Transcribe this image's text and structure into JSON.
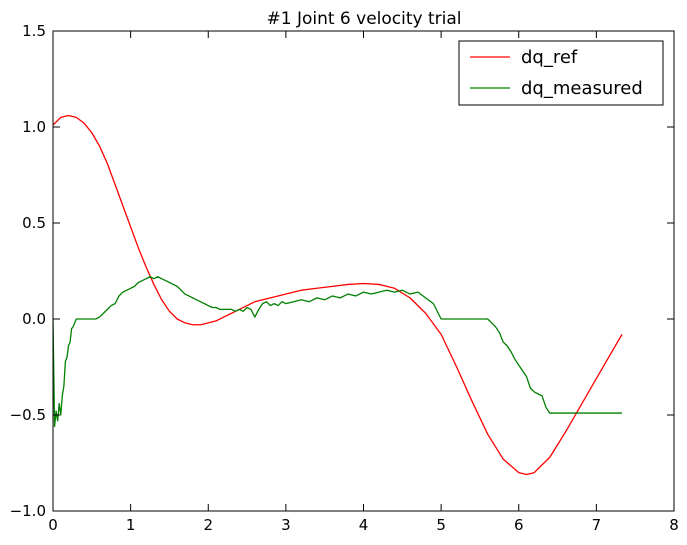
{
  "chart_data": {
    "type": "line",
    "title": "#1 Joint 6 velocity trial",
    "xlabel": "",
    "ylabel": "",
    "xlim": [
      0,
      8
    ],
    "ylim": [
      -1.0,
      1.5
    ],
    "xticks": [
      0,
      1,
      2,
      3,
      4,
      5,
      6,
      7,
      8
    ],
    "xtick_labels": [
      "0",
      "1",
      "2",
      "3",
      "4",
      "5",
      "6",
      "7",
      "8"
    ],
    "yticks": [
      -1.0,
      -0.5,
      0.0,
      0.5,
      1.0,
      1.5
    ],
    "ytick_labels": [
      "−1.0",
      "−0.5",
      "0.0",
      "0.5",
      "1.0",
      "1.5"
    ],
    "grid": false,
    "legend_position": "top-right",
    "series": [
      {
        "name": "dq_ref",
        "color": "#ff0000",
        "x": [
          0.0,
          0.1,
          0.2,
          0.3,
          0.4,
          0.5,
          0.6,
          0.7,
          0.8,
          0.9,
          1.0,
          1.1,
          1.2,
          1.3,
          1.4,
          1.5,
          1.6,
          1.7,
          1.8,
          1.9,
          2.0,
          2.1,
          2.2,
          2.3,
          2.4,
          2.5,
          2.6,
          2.7,
          2.8,
          2.9,
          3.0,
          3.2,
          3.4,
          3.6,
          3.8,
          4.0,
          4.2,
          4.4,
          4.6,
          4.8,
          5.0,
          5.2,
          5.4,
          5.6,
          5.8,
          6.0,
          6.1,
          6.2,
          6.4,
          6.6,
          6.8,
          7.0,
          7.2,
          7.33
        ],
        "y": [
          1.01,
          1.05,
          1.06,
          1.05,
          1.02,
          0.97,
          0.9,
          0.81,
          0.7,
          0.59,
          0.48,
          0.37,
          0.27,
          0.18,
          0.1,
          0.04,
          0.0,
          -0.02,
          -0.03,
          -0.03,
          -0.02,
          -0.01,
          0.01,
          0.03,
          0.05,
          0.07,
          0.09,
          0.1,
          0.11,
          0.12,
          0.13,
          0.15,
          0.16,
          0.17,
          0.18,
          0.185,
          0.18,
          0.16,
          0.11,
          0.03,
          -0.08,
          -0.25,
          -0.43,
          -0.6,
          -0.73,
          -0.8,
          -0.81,
          -0.8,
          -0.72,
          -0.59,
          -0.45,
          -0.31,
          -0.17,
          -0.08
        ]
      },
      {
        "name": "dq_measured",
        "color": "#008000",
        "x": [
          0.0,
          0.02,
          0.04,
          0.06,
          0.08,
          0.1,
          0.12,
          0.14,
          0.16,
          0.18,
          0.2,
          0.22,
          0.24,
          0.26,
          0.28,
          0.3,
          0.35,
          0.4,
          0.45,
          0.5,
          0.55,
          0.6,
          0.65,
          0.7,
          0.75,
          0.8,
          0.85,
          0.9,
          0.95,
          1.0,
          1.05,
          1.1,
          1.15,
          1.2,
          1.25,
          1.3,
          1.35,
          1.4,
          1.45,
          1.5,
          1.55,
          1.6,
          1.65,
          1.7,
          1.75,
          1.8,
          1.85,
          1.9,
          1.95,
          2.0,
          2.05,
          2.1,
          2.15,
          2.2,
          2.25,
          2.3,
          2.35,
          2.4,
          2.45,
          2.5,
          2.55,
          2.6,
          2.65,
          2.7,
          2.75,
          2.8,
          2.85,
          2.9,
          2.95,
          3.0,
          3.1,
          3.2,
          3.3,
          3.4,
          3.5,
          3.6,
          3.7,
          3.8,
          3.9,
          4.0,
          4.1,
          4.2,
          4.3,
          4.4,
          4.5,
          4.6,
          4.7,
          4.8,
          4.9,
          5.0,
          5.2,
          5.4,
          5.5,
          5.55,
          5.6,
          5.65,
          5.7,
          5.75,
          5.8,
          5.85,
          5.9,
          5.95,
          6.0,
          6.05,
          6.1,
          6.15,
          6.2,
          6.25,
          6.3,
          6.35,
          6.4,
          6.6,
          6.8,
          7.0,
          7.2,
          7.33
        ],
        "y": [
          0.0,
          -0.56,
          -0.48,
          -0.53,
          -0.44,
          -0.5,
          -0.4,
          -0.35,
          -0.22,
          -0.2,
          -0.14,
          -0.12,
          -0.05,
          -0.04,
          -0.02,
          0.0,
          0.0,
          0.0,
          0.0,
          0.0,
          0.0,
          0.01,
          0.03,
          0.05,
          0.07,
          0.08,
          0.12,
          0.14,
          0.15,
          0.16,
          0.17,
          0.19,
          0.2,
          0.21,
          0.22,
          0.21,
          0.22,
          0.21,
          0.2,
          0.19,
          0.18,
          0.17,
          0.15,
          0.13,
          0.12,
          0.11,
          0.1,
          0.09,
          0.08,
          0.07,
          0.06,
          0.06,
          0.05,
          0.05,
          0.05,
          0.05,
          0.04,
          0.05,
          0.04,
          0.06,
          0.05,
          0.01,
          0.05,
          0.08,
          0.09,
          0.07,
          0.08,
          0.07,
          0.09,
          0.08,
          0.09,
          0.1,
          0.09,
          0.11,
          0.1,
          0.12,
          0.11,
          0.13,
          0.12,
          0.14,
          0.13,
          0.14,
          0.15,
          0.14,
          0.15,
          0.13,
          0.14,
          0.11,
          0.08,
          0.0,
          0.0,
          0.0,
          0.0,
          0.0,
          0.0,
          -0.02,
          -0.04,
          -0.07,
          -0.12,
          -0.14,
          -0.17,
          -0.21,
          -0.24,
          -0.27,
          -0.3,
          -0.36,
          -0.38,
          -0.39,
          -0.4,
          -0.46,
          -0.49,
          -0.49,
          -0.49,
          -0.49,
          -0.49,
          -0.49
        ]
      }
    ]
  }
}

AIM OF THE EXERCISE
Set down the material above as is, without any pictures.

EXERCISE SOLUTION
Transcribe this image's text and structure into JSON.
{
  "chart_data": {
    "type": "line",
    "title": "#1 Joint 6 velocity trial",
    "xlabel": "",
    "ylabel": "",
    "xlim": [
      0,
      8
    ],
    "ylim": [
      -1.0,
      1.5
    ],
    "xticks": [
      0,
      1,
      2,
      3,
      4,
      5,
      6,
      7,
      8
    ],
    "xtick_labels": [
      "0",
      "1",
      "2",
      "3",
      "4",
      "5",
      "6",
      "7",
      "8"
    ],
    "yticks": [
      -1.0,
      -0.5,
      0.0,
      0.5,
      1.0,
      1.5
    ],
    "ytick_labels": [
      "−1.0",
      "−0.5",
      "0.0",
      "0.5",
      "1.0",
      "1.5"
    ],
    "grid": false,
    "legend_position": "top-right",
    "series": [
      {
        "name": "dq_ref",
        "color": "#ff0000",
        "x": [
          0.0,
          0.1,
          0.2,
          0.3,
          0.4,
          0.5,
          0.6,
          0.7,
          0.8,
          0.9,
          1.0,
          1.1,
          1.2,
          1.3,
          1.4,
          1.5,
          1.6,
          1.7,
          1.8,
          1.9,
          2.0,
          2.1,
          2.2,
          2.3,
          2.4,
          2.5,
          2.6,
          2.7,
          2.8,
          2.9,
          3.0,
          3.2,
          3.4,
          3.6,
          3.8,
          4.0,
          4.2,
          4.4,
          4.6,
          4.8,
          5.0,
          5.2,
          5.4,
          5.6,
          5.8,
          6.0,
          6.1,
          6.2,
          6.4,
          6.6,
          6.8,
          7.0,
          7.2,
          7.33
        ],
        "y": [
          1.01,
          1.05,
          1.06,
          1.05,
          1.02,
          0.97,
          0.9,
          0.81,
          0.7,
          0.59,
          0.48,
          0.37,
          0.27,
          0.18,
          0.1,
          0.04,
          0.0,
          -0.02,
          -0.03,
          -0.03,
          -0.02,
          -0.01,
          0.01,
          0.03,
          0.05,
          0.07,
          0.09,
          0.1,
          0.11,
          0.12,
          0.13,
          0.15,
          0.16,
          0.17,
          0.18,
          0.185,
          0.18,
          0.16,
          0.11,
          0.03,
          -0.08,
          -0.25,
          -0.43,
          -0.6,
          -0.73,
          -0.8,
          -0.81,
          -0.8,
          -0.72,
          -0.59,
          -0.45,
          -0.31,
          -0.17,
          -0.08
        ]
      },
      {
        "name": "dq_measured",
        "color": "#008000",
        "x": [
          0.0,
          0.02,
          0.04,
          0.06,
          0.08,
          0.1,
          0.12,
          0.14,
          0.16,
          0.18,
          0.2,
          0.22,
          0.24,
          0.26,
          0.28,
          0.3,
          0.35,
          0.4,
          0.45,
          0.5,
          0.55,
          0.6,
          0.65,
          0.7,
          0.75,
          0.8,
          0.85,
          0.9,
          0.95,
          1.0,
          1.05,
          1.1,
          1.15,
          1.2,
          1.25,
          1.3,
          1.35,
          1.4,
          1.45,
          1.5,
          1.55,
          1.6,
          1.65,
          1.7,
          1.75,
          1.8,
          1.85,
          1.9,
          1.95,
          2.0,
          2.05,
          2.1,
          2.15,
          2.2,
          2.25,
          2.3,
          2.35,
          2.4,
          2.45,
          2.5,
          2.55,
          2.6,
          2.65,
          2.7,
          2.75,
          2.8,
          2.85,
          2.9,
          2.95,
          3.0,
          3.1,
          3.2,
          3.3,
          3.4,
          3.5,
          3.6,
          3.7,
          3.8,
          3.9,
          4.0,
          4.1,
          4.2,
          4.3,
          4.4,
          4.5,
          4.6,
          4.7,
          4.8,
          4.9,
          5.0,
          5.2,
          5.4,
          5.5,
          5.55,
          5.6,
          5.65,
          5.7,
          5.75,
          5.8,
          5.85,
          5.9,
          5.95,
          6.0,
          6.05,
          6.1,
          6.15,
          6.2,
          6.25,
          6.3,
          6.35,
          6.4,
          6.6,
          6.8,
          7.0,
          7.2,
          7.33
        ],
        "y": [
          0.0,
          -0.56,
          -0.48,
          -0.53,
          -0.44,
          -0.5,
          -0.4,
          -0.35,
          -0.22,
          -0.2,
          -0.14,
          -0.12,
          -0.05,
          -0.04,
          -0.02,
          0.0,
          0.0,
          0.0,
          0.0,
          0.0,
          0.0,
          0.01,
          0.03,
          0.05,
          0.07,
          0.08,
          0.12,
          0.14,
          0.15,
          0.16,
          0.17,
          0.19,
          0.2,
          0.21,
          0.22,
          0.21,
          0.22,
          0.21,
          0.2,
          0.19,
          0.18,
          0.17,
          0.15,
          0.13,
          0.12,
          0.11,
          0.1,
          0.09,
          0.08,
          0.07,
          0.06,
          0.06,
          0.05,
          0.05,
          0.05,
          0.05,
          0.04,
          0.05,
          0.04,
          0.06,
          0.05,
          0.01,
          0.05,
          0.08,
          0.09,
          0.07,
          0.08,
          0.07,
          0.09,
          0.08,
          0.09,
          0.1,
          0.09,
          0.11,
          0.1,
          0.12,
          0.11,
          0.13,
          0.12,
          0.14,
          0.13,
          0.14,
          0.15,
          0.14,
          0.15,
          0.13,
          0.14,
          0.11,
          0.08,
          0.0,
          0.0,
          0.0,
          0.0,
          0.0,
          0.0,
          -0.02,
          -0.04,
          -0.07,
          -0.12,
          -0.14,
          -0.17,
          -0.21,
          -0.24,
          -0.27,
          -0.3,
          -0.36,
          -0.38,
          -0.39,
          -0.4,
          -0.46,
          -0.49,
          -0.49,
          -0.49,
          -0.49,
          -0.49,
          -0.49
        ]
      }
    ]
  }
}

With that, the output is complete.